Collected data entries:
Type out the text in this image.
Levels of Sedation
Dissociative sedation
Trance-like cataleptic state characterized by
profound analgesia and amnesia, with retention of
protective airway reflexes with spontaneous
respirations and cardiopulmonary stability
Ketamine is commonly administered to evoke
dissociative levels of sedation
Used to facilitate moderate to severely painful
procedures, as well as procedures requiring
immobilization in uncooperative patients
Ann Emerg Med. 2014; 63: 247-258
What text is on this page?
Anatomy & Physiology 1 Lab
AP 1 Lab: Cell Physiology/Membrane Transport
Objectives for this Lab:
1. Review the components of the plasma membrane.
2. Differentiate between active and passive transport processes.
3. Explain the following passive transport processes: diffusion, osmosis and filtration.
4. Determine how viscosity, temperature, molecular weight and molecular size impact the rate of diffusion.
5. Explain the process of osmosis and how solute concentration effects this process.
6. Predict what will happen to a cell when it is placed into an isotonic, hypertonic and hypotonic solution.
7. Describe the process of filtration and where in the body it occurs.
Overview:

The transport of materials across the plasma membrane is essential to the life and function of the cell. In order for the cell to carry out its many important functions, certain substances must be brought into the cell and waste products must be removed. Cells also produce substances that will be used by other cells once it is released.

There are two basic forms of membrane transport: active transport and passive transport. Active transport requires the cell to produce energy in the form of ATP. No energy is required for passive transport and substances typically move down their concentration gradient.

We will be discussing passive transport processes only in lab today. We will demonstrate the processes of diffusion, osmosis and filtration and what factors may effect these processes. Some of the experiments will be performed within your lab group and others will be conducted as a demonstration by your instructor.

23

> **Exercise requirements**
Once you have counted the lines of the records that contain the word "Physiology", give the count and nothing else.

> **Solution to the exercise**
2